What you need to do —
Return each line that holds the word "screenshot".

################

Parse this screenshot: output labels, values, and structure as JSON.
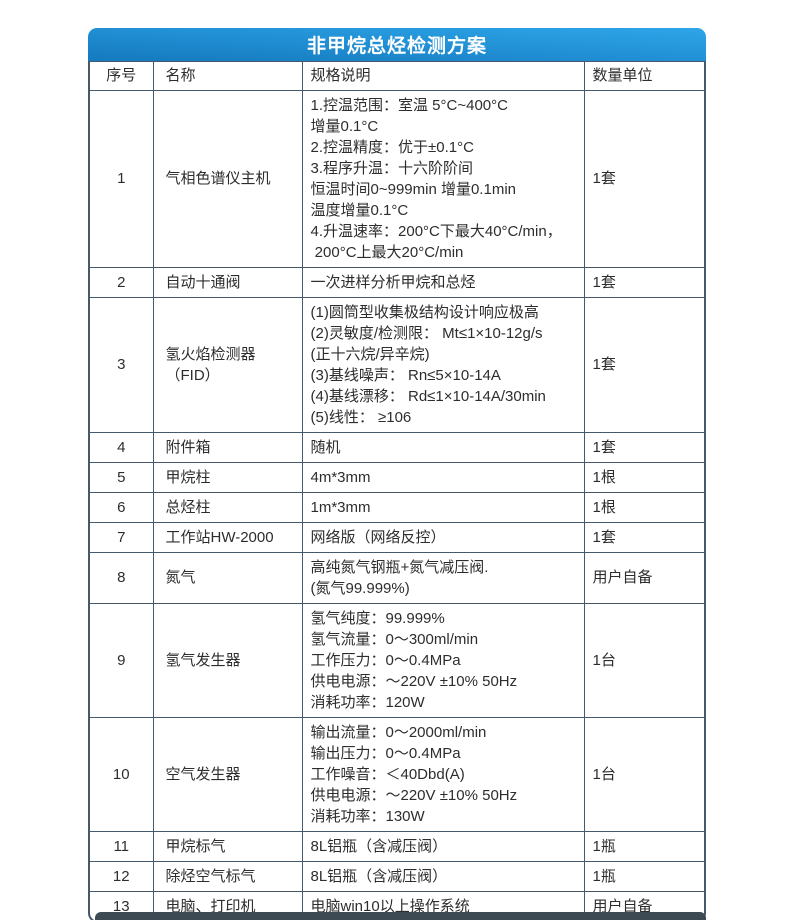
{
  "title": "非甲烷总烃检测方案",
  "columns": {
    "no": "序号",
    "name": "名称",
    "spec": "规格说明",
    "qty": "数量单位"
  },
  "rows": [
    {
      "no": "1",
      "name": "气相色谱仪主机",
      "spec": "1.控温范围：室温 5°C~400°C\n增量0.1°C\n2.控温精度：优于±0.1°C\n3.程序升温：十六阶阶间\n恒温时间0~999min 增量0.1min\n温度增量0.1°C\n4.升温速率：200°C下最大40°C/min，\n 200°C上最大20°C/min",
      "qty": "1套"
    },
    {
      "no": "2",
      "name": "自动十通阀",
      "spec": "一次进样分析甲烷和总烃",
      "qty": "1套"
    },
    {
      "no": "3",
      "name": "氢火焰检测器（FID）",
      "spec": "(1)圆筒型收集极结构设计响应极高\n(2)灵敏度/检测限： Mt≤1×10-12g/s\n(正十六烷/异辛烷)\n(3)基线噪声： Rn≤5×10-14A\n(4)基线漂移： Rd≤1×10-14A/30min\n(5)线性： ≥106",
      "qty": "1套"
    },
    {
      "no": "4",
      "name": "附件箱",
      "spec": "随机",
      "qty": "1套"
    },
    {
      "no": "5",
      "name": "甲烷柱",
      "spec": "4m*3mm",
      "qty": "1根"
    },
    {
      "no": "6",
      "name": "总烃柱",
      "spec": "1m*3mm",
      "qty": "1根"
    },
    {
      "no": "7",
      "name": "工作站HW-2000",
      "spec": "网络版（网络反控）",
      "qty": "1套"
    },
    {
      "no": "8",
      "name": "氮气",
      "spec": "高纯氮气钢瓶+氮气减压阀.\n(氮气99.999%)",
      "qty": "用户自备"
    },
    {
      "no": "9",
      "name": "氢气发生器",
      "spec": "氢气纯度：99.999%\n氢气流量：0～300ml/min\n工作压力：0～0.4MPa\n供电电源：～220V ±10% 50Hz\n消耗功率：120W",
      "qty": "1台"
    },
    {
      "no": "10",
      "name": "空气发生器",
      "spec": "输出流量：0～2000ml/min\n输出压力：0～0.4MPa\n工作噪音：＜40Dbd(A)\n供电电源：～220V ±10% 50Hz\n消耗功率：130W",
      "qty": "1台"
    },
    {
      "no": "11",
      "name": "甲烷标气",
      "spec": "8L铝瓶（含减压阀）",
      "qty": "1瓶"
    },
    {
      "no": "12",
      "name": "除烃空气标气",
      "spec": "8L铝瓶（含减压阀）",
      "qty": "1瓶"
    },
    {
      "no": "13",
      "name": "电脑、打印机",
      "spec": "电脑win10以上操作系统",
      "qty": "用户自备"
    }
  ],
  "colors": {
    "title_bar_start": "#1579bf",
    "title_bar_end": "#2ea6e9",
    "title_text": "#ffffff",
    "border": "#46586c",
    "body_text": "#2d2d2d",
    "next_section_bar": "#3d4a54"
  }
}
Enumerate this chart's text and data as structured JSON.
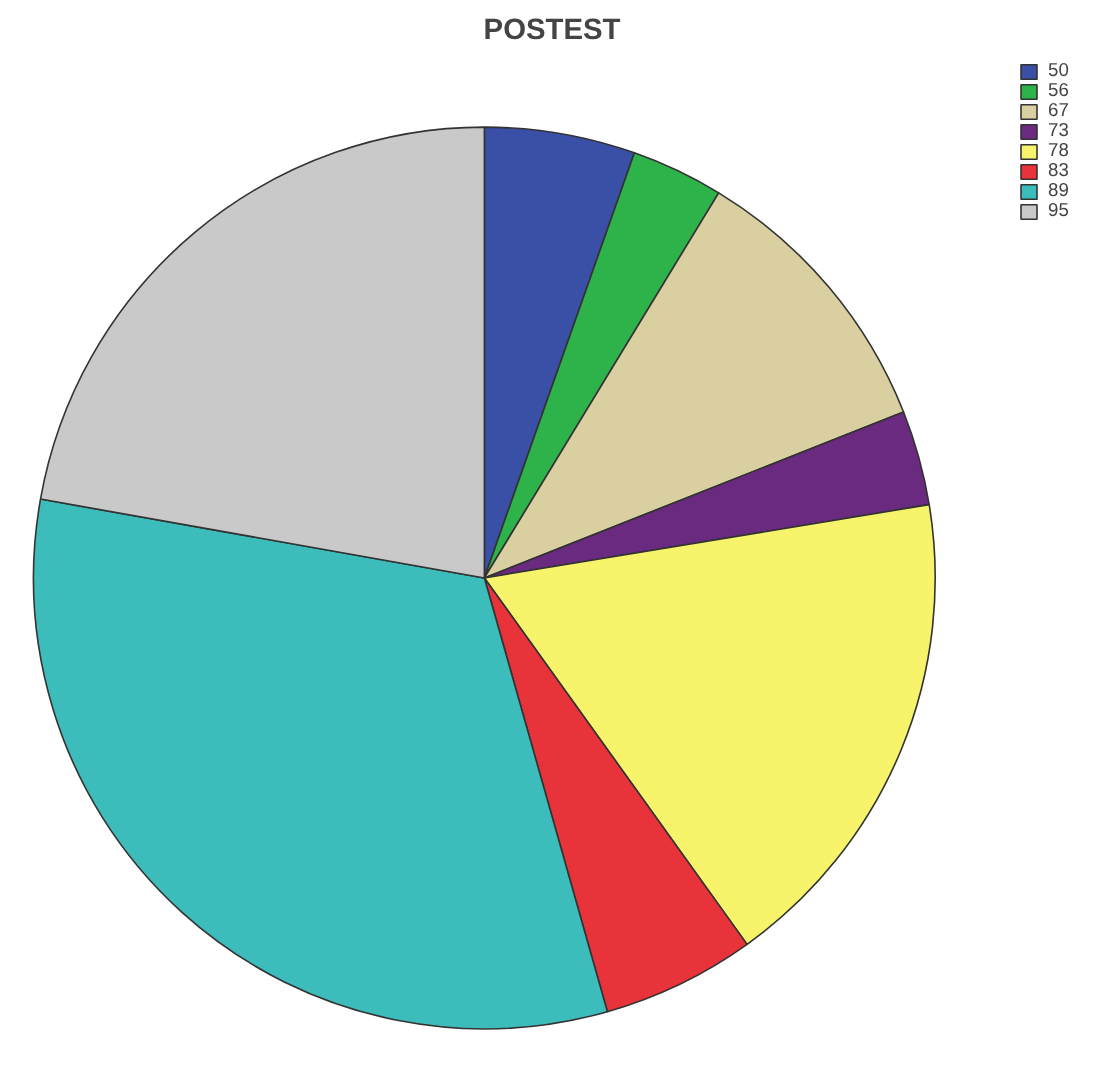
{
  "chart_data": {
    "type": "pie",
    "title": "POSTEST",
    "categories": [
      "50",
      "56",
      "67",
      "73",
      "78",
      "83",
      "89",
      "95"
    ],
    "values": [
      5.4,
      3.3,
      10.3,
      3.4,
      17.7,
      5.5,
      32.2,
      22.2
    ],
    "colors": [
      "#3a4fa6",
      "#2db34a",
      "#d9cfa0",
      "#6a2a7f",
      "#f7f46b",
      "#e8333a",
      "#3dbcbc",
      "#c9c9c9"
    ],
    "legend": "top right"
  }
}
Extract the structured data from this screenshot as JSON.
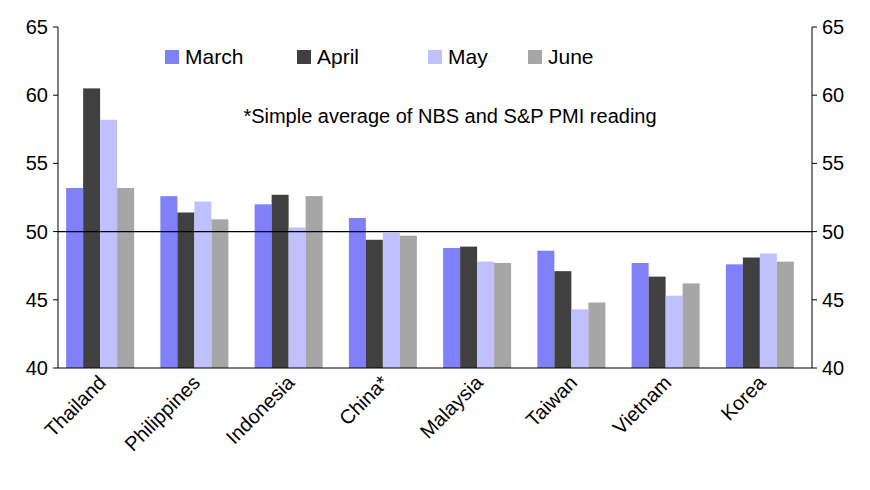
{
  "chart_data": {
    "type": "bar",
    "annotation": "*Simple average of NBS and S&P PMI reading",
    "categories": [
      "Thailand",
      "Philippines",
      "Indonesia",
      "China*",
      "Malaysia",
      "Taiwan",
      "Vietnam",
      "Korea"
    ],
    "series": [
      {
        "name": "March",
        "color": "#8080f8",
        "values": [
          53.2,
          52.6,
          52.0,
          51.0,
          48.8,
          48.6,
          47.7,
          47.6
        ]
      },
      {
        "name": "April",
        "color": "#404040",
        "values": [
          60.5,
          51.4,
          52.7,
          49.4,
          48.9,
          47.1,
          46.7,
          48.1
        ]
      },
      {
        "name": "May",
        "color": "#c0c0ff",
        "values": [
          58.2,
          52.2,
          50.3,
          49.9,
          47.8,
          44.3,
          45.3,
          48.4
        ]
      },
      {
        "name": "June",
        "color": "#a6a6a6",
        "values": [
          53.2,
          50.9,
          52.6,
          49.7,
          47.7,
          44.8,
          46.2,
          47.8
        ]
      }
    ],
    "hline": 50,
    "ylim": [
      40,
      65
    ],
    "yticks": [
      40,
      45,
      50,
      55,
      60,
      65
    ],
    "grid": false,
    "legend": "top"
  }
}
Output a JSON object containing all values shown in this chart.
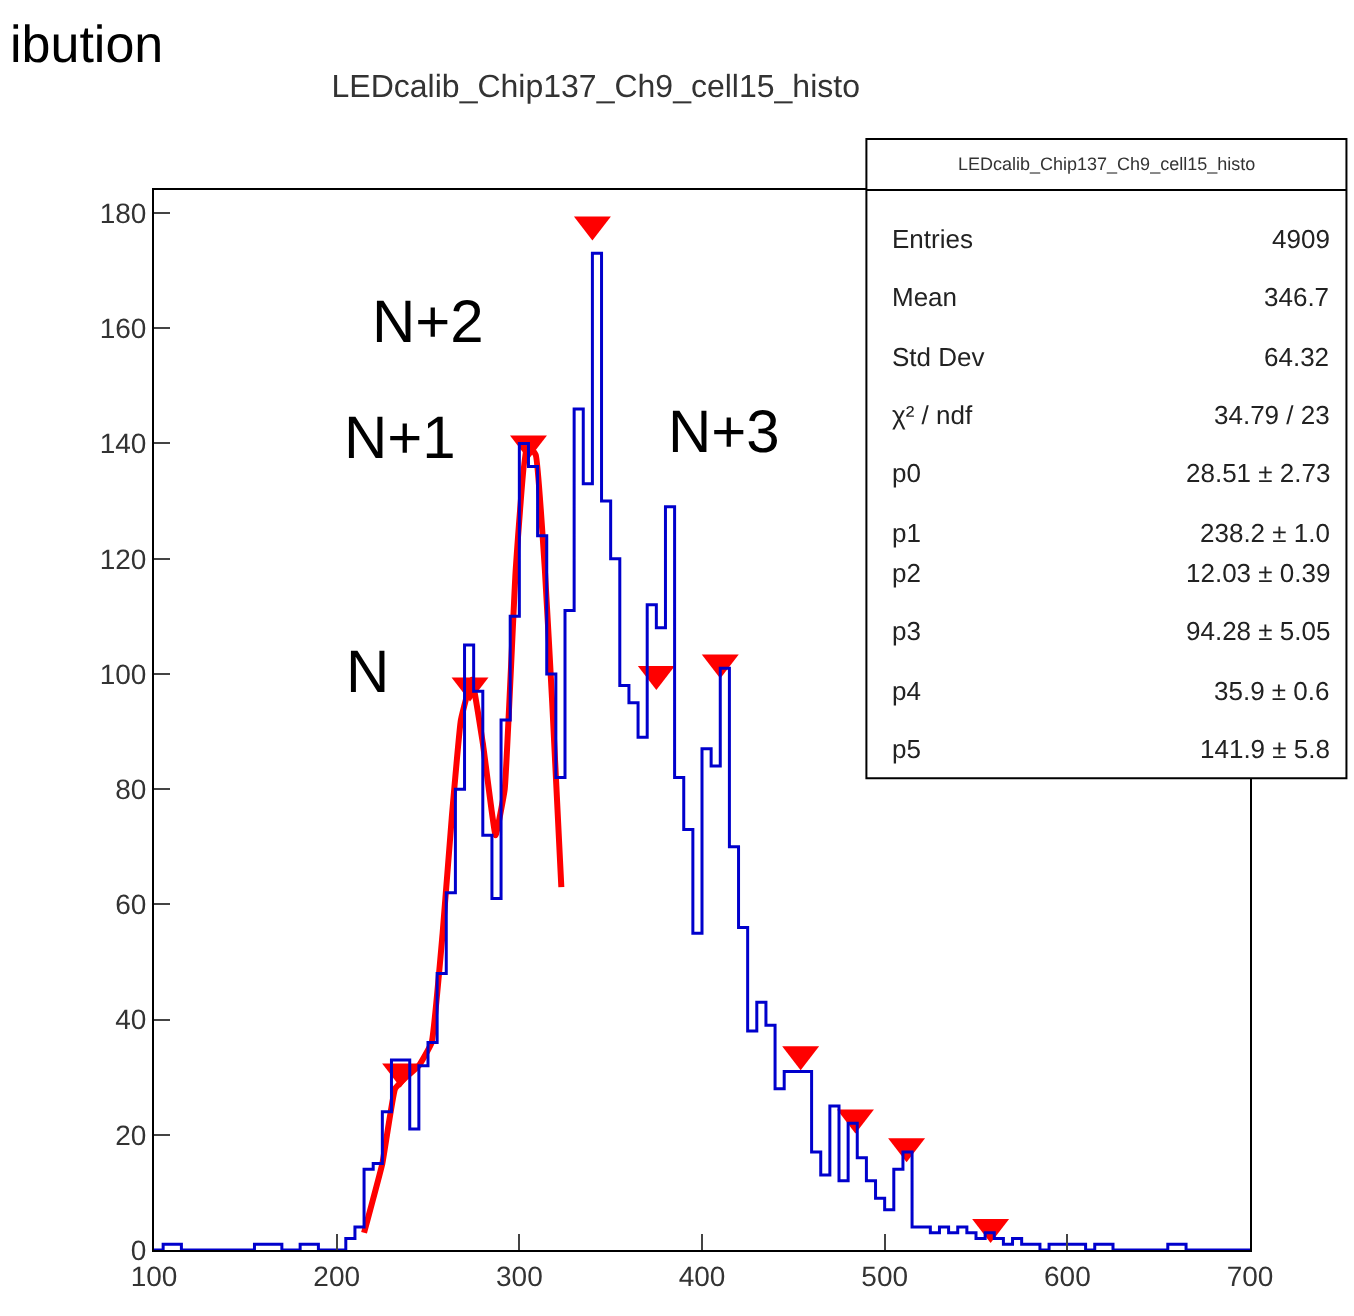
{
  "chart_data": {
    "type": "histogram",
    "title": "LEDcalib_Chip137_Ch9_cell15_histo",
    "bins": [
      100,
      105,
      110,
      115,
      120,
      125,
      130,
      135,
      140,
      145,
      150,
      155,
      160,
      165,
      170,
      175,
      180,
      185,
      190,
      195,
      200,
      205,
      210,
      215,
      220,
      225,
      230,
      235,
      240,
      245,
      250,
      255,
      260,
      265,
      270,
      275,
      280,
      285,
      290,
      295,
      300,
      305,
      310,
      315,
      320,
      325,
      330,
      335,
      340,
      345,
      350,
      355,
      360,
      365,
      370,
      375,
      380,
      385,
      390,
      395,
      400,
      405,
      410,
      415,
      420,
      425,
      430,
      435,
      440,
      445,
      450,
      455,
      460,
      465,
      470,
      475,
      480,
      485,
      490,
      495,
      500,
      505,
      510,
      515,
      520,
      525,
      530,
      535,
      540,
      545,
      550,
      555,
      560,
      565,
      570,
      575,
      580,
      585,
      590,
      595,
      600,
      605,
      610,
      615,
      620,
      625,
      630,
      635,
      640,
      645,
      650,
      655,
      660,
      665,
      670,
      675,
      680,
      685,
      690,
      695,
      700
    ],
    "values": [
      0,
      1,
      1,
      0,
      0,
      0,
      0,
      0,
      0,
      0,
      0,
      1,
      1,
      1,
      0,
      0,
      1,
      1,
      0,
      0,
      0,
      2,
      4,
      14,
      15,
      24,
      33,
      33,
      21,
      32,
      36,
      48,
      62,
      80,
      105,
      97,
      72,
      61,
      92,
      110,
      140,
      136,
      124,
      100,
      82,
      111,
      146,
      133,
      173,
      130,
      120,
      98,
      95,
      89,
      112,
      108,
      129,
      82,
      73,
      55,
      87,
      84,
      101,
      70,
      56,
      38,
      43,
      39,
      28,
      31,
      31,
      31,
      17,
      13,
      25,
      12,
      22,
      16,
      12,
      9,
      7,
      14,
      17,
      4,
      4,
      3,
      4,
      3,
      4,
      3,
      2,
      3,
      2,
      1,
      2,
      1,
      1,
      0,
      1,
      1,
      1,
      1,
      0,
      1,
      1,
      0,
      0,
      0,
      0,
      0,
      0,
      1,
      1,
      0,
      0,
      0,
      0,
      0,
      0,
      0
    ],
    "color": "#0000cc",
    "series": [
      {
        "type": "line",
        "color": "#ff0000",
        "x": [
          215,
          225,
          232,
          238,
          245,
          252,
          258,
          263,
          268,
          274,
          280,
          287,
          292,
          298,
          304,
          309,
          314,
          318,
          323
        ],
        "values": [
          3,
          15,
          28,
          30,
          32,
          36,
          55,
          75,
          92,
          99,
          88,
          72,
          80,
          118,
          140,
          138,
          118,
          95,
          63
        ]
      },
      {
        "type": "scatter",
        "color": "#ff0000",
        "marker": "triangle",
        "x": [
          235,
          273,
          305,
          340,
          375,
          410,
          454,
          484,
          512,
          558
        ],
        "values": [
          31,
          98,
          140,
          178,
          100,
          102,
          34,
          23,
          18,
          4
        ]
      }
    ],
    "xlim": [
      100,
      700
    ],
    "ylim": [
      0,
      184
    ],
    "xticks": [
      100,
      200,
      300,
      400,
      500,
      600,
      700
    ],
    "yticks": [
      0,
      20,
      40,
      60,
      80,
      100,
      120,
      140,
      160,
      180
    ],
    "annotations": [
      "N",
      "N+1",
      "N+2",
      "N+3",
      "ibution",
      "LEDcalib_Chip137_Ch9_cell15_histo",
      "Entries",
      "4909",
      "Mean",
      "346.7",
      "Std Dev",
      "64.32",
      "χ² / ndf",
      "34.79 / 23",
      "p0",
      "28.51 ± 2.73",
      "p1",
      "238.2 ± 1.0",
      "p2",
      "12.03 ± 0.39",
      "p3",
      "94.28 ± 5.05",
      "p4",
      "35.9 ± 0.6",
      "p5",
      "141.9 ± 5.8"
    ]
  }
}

################

Response —
Parse this screenshot: output labels, values, and structure as JSON.
Extract the structured data from this screenshot as JSON.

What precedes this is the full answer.